Records for the exercise:
----
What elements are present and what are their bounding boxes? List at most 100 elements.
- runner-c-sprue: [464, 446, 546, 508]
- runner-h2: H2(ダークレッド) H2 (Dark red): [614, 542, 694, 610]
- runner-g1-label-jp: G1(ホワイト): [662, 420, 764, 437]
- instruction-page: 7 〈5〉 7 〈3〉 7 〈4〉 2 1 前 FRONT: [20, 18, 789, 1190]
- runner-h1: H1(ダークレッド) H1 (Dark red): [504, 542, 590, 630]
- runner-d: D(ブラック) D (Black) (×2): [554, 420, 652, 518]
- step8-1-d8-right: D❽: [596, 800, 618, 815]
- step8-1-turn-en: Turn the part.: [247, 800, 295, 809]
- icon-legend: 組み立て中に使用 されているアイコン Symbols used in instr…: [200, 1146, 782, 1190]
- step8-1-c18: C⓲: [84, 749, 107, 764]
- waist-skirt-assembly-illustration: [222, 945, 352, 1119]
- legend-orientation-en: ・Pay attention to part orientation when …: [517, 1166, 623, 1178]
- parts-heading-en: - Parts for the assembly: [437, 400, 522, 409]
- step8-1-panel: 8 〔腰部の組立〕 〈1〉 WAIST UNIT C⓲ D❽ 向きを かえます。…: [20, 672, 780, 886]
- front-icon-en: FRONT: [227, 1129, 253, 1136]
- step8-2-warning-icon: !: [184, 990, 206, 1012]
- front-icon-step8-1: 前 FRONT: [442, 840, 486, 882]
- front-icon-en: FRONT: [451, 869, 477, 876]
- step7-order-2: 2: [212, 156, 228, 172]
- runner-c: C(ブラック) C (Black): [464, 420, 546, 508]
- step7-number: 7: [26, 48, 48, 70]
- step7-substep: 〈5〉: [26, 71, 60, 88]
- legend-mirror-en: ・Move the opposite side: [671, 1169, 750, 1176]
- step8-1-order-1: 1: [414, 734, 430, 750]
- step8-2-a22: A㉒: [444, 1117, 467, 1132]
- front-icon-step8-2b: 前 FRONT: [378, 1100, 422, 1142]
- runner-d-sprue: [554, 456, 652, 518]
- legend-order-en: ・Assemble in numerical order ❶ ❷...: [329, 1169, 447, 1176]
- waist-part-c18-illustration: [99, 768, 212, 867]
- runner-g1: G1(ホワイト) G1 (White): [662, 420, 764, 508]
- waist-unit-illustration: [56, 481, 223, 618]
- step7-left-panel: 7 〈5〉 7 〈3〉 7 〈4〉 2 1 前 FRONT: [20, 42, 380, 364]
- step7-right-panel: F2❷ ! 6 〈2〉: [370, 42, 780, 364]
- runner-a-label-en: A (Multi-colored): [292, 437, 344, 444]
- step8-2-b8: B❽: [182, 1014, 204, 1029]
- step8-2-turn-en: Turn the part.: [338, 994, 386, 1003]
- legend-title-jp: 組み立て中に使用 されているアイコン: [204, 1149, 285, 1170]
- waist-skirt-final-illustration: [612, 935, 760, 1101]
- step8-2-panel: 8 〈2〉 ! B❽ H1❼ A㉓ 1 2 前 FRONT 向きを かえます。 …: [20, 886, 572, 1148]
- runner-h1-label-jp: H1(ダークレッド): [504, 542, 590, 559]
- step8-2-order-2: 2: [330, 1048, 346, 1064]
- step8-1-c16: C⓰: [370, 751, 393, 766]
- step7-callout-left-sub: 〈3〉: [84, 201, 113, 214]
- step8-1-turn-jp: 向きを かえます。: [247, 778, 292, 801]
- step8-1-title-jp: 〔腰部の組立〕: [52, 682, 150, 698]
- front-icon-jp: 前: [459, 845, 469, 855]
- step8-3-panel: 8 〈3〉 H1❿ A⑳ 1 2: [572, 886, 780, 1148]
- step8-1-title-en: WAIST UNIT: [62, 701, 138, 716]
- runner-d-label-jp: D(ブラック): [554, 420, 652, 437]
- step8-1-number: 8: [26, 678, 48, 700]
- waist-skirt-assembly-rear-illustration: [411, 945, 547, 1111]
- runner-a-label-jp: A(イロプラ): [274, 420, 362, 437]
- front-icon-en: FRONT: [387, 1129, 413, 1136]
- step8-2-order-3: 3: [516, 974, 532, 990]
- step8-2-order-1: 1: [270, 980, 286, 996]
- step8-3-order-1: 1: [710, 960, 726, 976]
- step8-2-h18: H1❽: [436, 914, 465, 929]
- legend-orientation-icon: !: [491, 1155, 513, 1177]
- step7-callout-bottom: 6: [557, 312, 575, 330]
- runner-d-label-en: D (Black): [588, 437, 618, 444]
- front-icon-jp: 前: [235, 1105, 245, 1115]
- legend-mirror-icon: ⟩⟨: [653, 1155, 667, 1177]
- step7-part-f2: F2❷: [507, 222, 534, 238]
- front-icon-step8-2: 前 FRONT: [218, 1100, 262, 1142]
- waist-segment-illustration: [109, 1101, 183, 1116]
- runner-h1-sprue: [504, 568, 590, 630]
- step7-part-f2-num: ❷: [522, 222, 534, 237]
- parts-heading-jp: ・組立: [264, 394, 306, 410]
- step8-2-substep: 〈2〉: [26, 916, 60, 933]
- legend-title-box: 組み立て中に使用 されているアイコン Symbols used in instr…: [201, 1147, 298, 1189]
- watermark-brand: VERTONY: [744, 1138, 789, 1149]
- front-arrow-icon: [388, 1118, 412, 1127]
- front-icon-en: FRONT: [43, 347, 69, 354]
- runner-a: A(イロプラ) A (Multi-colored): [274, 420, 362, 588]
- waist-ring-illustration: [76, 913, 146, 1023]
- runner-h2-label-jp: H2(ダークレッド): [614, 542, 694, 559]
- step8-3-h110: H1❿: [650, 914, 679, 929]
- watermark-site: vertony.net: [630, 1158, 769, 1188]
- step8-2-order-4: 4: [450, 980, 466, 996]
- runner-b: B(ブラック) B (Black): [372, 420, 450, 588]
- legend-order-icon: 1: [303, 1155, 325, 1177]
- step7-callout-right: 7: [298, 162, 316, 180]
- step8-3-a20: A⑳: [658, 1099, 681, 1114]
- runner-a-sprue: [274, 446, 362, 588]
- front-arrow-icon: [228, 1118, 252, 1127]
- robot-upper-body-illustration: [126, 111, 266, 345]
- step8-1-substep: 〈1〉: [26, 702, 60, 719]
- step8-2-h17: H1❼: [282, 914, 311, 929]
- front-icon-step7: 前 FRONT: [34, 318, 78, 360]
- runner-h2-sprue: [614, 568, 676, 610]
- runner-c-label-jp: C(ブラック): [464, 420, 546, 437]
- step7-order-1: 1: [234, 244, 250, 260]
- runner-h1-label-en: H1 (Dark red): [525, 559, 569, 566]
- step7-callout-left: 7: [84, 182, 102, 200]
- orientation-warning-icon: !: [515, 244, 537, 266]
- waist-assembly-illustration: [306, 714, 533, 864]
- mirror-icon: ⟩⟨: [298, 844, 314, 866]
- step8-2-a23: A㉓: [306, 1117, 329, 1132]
----
Task description: Copy every line of the material above word for word, with nothing changed or left out.

Exercise response:
What elements are present and what are their bounding boxes? List at most 100 elements.
- runner-c-sprue: [464, 446, 546, 508]
- runner-h2: H2(ダークレッド) H2 (Dark red): [614, 542, 694, 610]
- runner-g1-label-jp: G1(ホワイト): [662, 420, 764, 437]
- instruction-page: 7 〈5〉 7 〈3〉 7 〈4〉 2 1 前 FRONT: [20, 18, 789, 1190]
- runner-h1: H1(ダークレッド) H1 (Dark red): [504, 542, 590, 630]
- runner-d: D(ブラック) D (Black) (×2): [554, 420, 652, 518]
- step8-1-d8-right: D❽: [596, 800, 618, 815]
- step8-1-turn-en: Turn the part.: [247, 800, 295, 809]
- icon-legend: 組み立て中に使用 されているアイコン Symbols used in instr…: [200, 1146, 782, 1190]
- step8-1-c18: C⓲: [84, 749, 107, 764]
- waist-skirt-assembly-illustration: [222, 945, 352, 1119]
- legend-orientation-en: ・Pay attention to part orientation when …: [517, 1166, 623, 1178]
- parts-heading-en: - Parts for the assembly: [437, 400, 522, 409]
- step8-1-panel: 8 〔腰部の組立〕 〈1〉 WAIST UNIT C⓲ D❽ 向きを かえます。…: [20, 672, 780, 886]
- front-icon-en: FRONT: [227, 1129, 253, 1136]
- step8-2-warning-icon: !: [184, 990, 206, 1012]
- front-icon-step8-1: 前 FRONT: [442, 840, 486, 882]
- front-icon-en: FRONT: [451, 869, 477, 876]
- step7-order-2: 2: [212, 156, 228, 172]
- runner-c: C(ブラック) C (Black): [464, 420, 546, 508]
- step7-number: 7: [26, 48, 48, 70]
- step7-substep: 〈5〉: [26, 71, 60, 88]
- legend-mirror-en: ・Move the opposite side: [671, 1169, 750, 1176]
- step8-1-order-1: 1: [414, 734, 430, 750]
- step8-2-a22: A㉒: [444, 1117, 467, 1132]
- front-icon-step8-2b: 前 FRONT: [378, 1100, 422, 1142]
- runner-d-sprue: [554, 456, 652, 518]
- legend-order-en: ・Assemble in numerical order ❶ ❷...: [329, 1169, 447, 1176]
- waist-part-c18-illustration: [99, 768, 212, 867]
- runner-g1: G1(ホワイト) G1 (White): [662, 420, 764, 508]
- waist-unit-illustration: [56, 481, 223, 618]
- step7-left-panel: 7 〈5〉 7 〈3〉 7 〈4〉 2 1 前 FRONT: [20, 42, 380, 364]
- step7-right-panel: F2❷ ! 6 〈2〉: [370, 42, 780, 364]
- runner-a-label-en: A (Multi-colored): [292, 437, 344, 444]
- step8-2-b8: B❽: [182, 1014, 204, 1029]
- step8-2-turn-en: Turn the part.: [338, 994, 386, 1003]
- legend-title-jp: 組み立て中に使用 されているアイコン: [204, 1149, 285, 1170]
- waist-skirt-final-illustration: [612, 935, 760, 1101]
- step8-2-panel: 8 〈2〉 ! B❽ H1❼ A㉓ 1 2 前 FRONT 向きを かえます。 …: [20, 886, 572, 1148]
- runner-h1-label-jp: H1(ダークレッド): [504, 542, 590, 559]
- step8-2-order-2: 2: [330, 1048, 346, 1064]
- step8-1-c16: C⓰: [370, 751, 393, 766]
- step7-callout-left-sub: 〈3〉: [84, 201, 113, 214]
- step8-1-turn-jp: 向きを かえます。: [247, 778, 292, 801]
- step8-1-title-jp: 〔腰部の組立〕: [52, 682, 150, 698]
- front-icon-jp: 前: [459, 845, 469, 855]
- step8-3-panel: 8 〈3〉 H1❿ A⑳ 1 2: [572, 886, 780, 1148]
- step8-1-title-en: WAIST UNIT: [62, 701, 138, 716]
- runner-d-label-jp: D(ブラック): [554, 420, 652, 437]
- step8-1-number: 8: [26, 678, 48, 700]
- waist-skirt-assembly-rear-illustration: [411, 945, 547, 1111]
- runner-a-label-jp: A(イロプラ): [274, 420, 362, 437]
- front-icon-en: FRONT: [387, 1129, 413, 1136]
- step8-2-order-3: 3: [516, 974, 532, 990]
- step8-2-order-1: 1: [270, 980, 286, 996]
- step8-3-order-1: 1: [710, 960, 726, 976]
- step8-2-h18: H1❽: [436, 914, 465, 929]
- legend-orientation-icon: !: [491, 1155, 513, 1177]
- step7-callout-bottom: 6: [557, 312, 575, 330]
- runner-d-label-en: D (Black): [588, 437, 618, 444]
- front-icon-jp: 前: [235, 1105, 245, 1115]
- legend-mirror-icon: ⟩⟨: [653, 1155, 667, 1177]
- step7-part-f2: F2❷: [507, 222, 534, 238]
- front-icon-step8-2: 前 FRONT: [218, 1100, 262, 1142]
- waist-segment-illustration: [109, 1101, 183, 1116]
- runner-h1-sprue: [504, 568, 590, 630]
- step7-part-f2-num: ❷: [522, 222, 534, 237]
- parts-heading-jp: ・組立: [264, 394, 306, 410]
- step8-2-substep: 〈2〉: [26, 916, 60, 933]
- legend-title-box: 組み立て中に使用 されているアイコン Symbols used in instr…: [201, 1147, 298, 1189]
- watermark-brand: VERTONY: [744, 1138, 789, 1149]
- front-arrow-icon: [388, 1118, 412, 1127]
- front-icon-en: FRONT: [43, 347, 69, 354]
- runner-a: A(イロプラ) A (Multi-colored): [274, 420, 362, 588]
- waist-ring-illustration: [76, 913, 146, 1023]
- runner-h2-label-jp: H2(ダークレッド): [614, 542, 694, 559]
- step8-3-h110: H1❿: [650, 914, 679, 929]
- watermark-site: vertony.net: [630, 1158, 769, 1188]
- step8-2-order-4: 4: [450, 980, 466, 996]
- runner-b: B(ブラック) B (Black): [372, 420, 450, 588]
- legend-order-icon: 1: [303, 1155, 325, 1177]
- step7-callout-right: 7: [298, 162, 316, 180]
- step8-3-a20: A⑳: [658, 1099, 681, 1114]
- runner-a-sprue: [274, 446, 362, 588]
- front-arrow-icon: [228, 1118, 252, 1127]
- robot-upper-body-illustration: [126, 111, 266, 345]
- step8-1-substep: 〈1〉: [26, 702, 60, 719]
- step8-2-h17: H1❼: [282, 914, 311, 929]
- front-icon-step7: 前 FRONT: [34, 318, 78, 360]
- runner-h2-sprue: [614, 568, 676, 610]
- runner-c-label-jp: C(ブラック): [464, 420, 546, 437]
- step7-order-1: 1: [234, 244, 250, 260]
- runner-h1-label-en: H1 (Dark red): [525, 559, 569, 566]
- step7-callout-left: 7: [84, 182, 102, 200]
- orientation-warning-icon: !: [515, 244, 537, 266]
- waist-assembly-illustration: [306, 714, 533, 864]
- mirror-icon: ⟩⟨: [298, 844, 314, 866]
- step8-2-a23: A㉓: [306, 1117, 329, 1132]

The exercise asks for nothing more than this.